Task brief.
Repeat the material below word for word and leave out all pictures.

Supplied material.
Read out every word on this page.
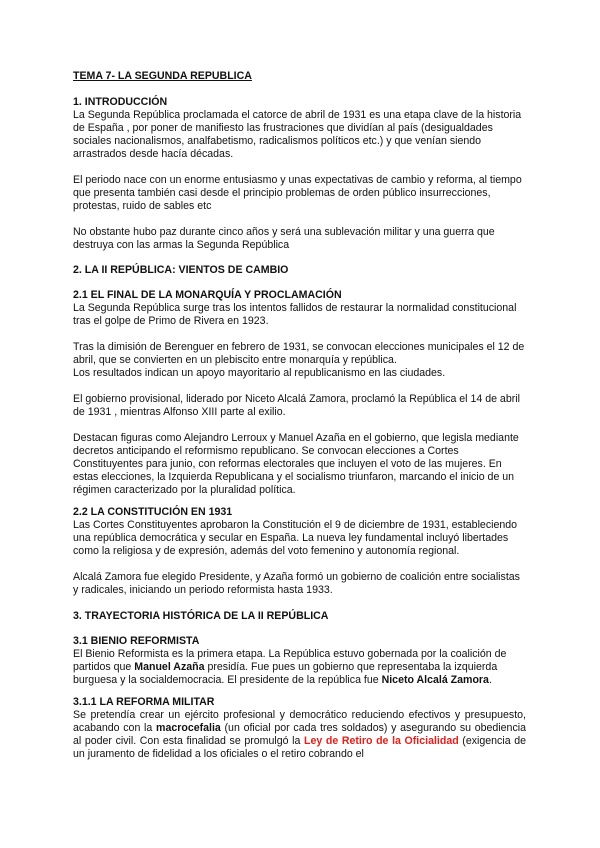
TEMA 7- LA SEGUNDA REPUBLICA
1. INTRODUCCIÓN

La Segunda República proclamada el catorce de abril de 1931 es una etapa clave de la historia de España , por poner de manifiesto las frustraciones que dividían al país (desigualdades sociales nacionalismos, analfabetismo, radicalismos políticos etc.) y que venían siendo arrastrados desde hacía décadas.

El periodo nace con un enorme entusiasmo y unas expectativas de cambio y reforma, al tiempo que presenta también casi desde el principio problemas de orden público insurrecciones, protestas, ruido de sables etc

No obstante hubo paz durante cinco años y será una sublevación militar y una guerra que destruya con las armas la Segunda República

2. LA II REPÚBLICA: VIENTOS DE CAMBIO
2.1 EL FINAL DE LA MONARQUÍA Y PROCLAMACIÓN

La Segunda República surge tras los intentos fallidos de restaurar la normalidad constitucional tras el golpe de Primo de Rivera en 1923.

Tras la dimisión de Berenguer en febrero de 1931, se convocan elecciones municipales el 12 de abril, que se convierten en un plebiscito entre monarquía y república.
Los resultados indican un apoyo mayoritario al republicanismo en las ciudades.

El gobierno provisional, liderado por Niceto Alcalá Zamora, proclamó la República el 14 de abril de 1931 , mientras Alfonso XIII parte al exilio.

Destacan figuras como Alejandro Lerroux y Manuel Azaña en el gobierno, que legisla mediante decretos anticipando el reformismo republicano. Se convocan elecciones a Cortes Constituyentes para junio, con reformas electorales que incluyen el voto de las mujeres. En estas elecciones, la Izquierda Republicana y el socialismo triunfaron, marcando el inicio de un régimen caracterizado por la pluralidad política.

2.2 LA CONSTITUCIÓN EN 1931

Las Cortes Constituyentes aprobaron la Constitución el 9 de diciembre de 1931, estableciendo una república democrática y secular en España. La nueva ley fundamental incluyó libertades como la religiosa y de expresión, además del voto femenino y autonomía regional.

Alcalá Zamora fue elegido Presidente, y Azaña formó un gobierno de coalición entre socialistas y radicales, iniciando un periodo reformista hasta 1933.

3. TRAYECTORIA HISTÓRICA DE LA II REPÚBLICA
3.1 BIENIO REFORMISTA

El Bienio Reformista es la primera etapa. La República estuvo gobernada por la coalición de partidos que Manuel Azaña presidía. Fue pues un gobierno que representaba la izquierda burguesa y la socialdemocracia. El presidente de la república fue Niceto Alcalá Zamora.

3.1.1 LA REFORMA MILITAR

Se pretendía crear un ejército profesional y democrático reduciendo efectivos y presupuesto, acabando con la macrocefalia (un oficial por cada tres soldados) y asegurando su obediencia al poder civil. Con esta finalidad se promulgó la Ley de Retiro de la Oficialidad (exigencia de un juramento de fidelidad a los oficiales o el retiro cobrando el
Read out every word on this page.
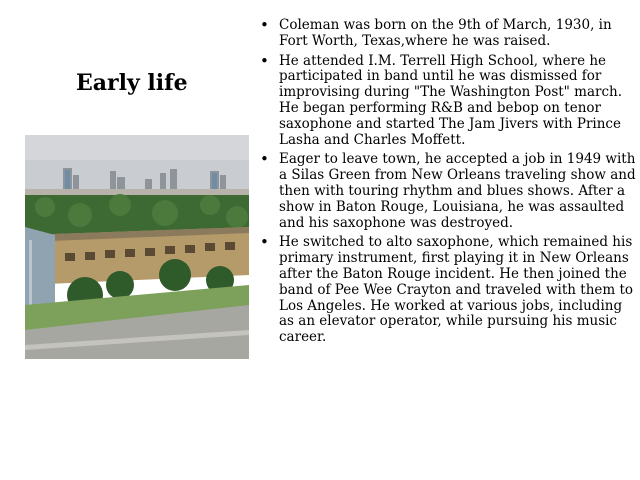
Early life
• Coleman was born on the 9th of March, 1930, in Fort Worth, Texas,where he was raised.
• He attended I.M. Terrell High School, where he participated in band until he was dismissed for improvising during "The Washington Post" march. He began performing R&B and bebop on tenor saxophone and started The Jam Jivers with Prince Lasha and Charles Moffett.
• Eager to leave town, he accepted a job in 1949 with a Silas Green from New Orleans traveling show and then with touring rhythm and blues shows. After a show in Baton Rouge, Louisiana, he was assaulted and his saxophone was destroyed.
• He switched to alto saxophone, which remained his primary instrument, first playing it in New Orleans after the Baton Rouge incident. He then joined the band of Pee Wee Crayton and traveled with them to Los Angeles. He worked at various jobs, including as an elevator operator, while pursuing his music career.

Solution.
Read out every word on this page.
TEMA 7- LA SEGUNDA REPUBLICA
1. INTRODUCCIÓN

La Segunda República proclamada el catorce de abril de 1931 es una etapa clave de la historia de España , por poner de manifiesto las frustraciones que dividían al país (desigualdades sociales nacionalismos, analfabetismo, radicalismos políticos etc.) y que venían siendo arrastrados desde hacía décadas.

El periodo nace con un enorme entusiasmo y unas expectativas de cambio y reforma, al tiempo que presenta también casi desde el principio problemas de orden público insurrecciones, protestas, ruido de sables etc

No obstante hubo paz durante cinco años y será una sublevación militar y una guerra que destruya con las armas la Segunda República

2. LA II REPÚBLICA: VIENTOS DE CAMBIO
2.1 EL FINAL DE LA MONARQUÍA Y PROCLAMACIÓN

La Segunda República surge tras los intentos fallidos de restaurar la normalidad constitucional tras el golpe de Primo de Rivera en 1923.

Tras la dimisión de Berenguer en febrero de 1931, se convocan elecciones municipales el 12 de abril, que se convierten en un plebiscito entre monarquía y república.
Los resultados indican un apoyo mayoritario al republicanismo en las ciudades.

El gobierno provisional, liderado por Niceto Alcalá Zamora, proclamó la República el 14 de abril de 1931 , mientras Alfonso XIII parte al exilio.

Destacan figuras como Alejandro Lerroux y Manuel Azaña en el gobierno, que legisla mediante decretos anticipando el reformismo republicano. Se convocan elecciones a Cortes Constituyentes para junio, con reformas electorales que incluyen el voto de las mujeres. En estas elecciones, la Izquierda Republicana y el socialismo triunfaron, marcando el inicio de un régimen caracterizado por la pluralidad política.

2.2 LA CONSTITUCIÓN EN 1931

Las Cortes Constituyentes aprobaron la Constitución el 9 de diciembre de 1931, estableciendo una república democrática y secular en España. La nueva ley fundamental incluyó libertades como la religiosa y de expresión, además del voto femenino y autonomía regional.

Alcalá Zamora fue elegido Presidente, y Azaña formó un gobierno de coalición entre socialistas y radicales, iniciando un periodo reformista hasta 1933.

3. TRAYECTORIA HISTÓRICA DE LA II REPÚBLICA
3.1 BIENIO REFORMISTA

El Bienio Reformista es la primera etapa. La República estuvo gobernada por la coalición de partidos que Manuel Azaña presidía. Fue pues un gobierno que representaba la izquierda burguesa y la socialdemocracia. El presidente de la república fue Niceto Alcalá Zamora.

3.1.1 LA REFORMA MILITAR

Se pretendía crear un ejército profesional y democrático reduciendo efectivos y presupuesto, acabando con la macrocefalia (un oficial por cada tres soldados) y asegurando su obediencia al poder civil. Con esta finalidad se promulgó la Ley de Retiro de la Oficialidad (exigencia de un juramento de fidelidad a los oficiales o el retiro cobrando el
Read out every word on this page.
Early life
• Coleman was born on the 9th of March, 1930, in Fort Worth, Texas,where he was raised.
• He attended I.M. Terrell High School, where he participated in band until he was dismissed for improvising during "The Washington Post" march. He began performing R&B and bebop on tenor saxophone and started The Jam Jivers with Prince Lasha and Charles Moffett.
• Eager to leave town, he accepted a job in 1949 with a Silas Green from New Orleans traveling show and then with touring rhythm and blues shows. After a show in Baton Rouge, Louisiana, he was assaulted and his saxophone was destroyed.
• He switched to alto saxophone, which remained his primary instrument, first playing it in New Orleans after the Baton Rouge incident. He then joined the band of Pee Wee Crayton and traveled with them to Los Angeles. He worked at various jobs, including as an elevator operator, while pursuing his music career.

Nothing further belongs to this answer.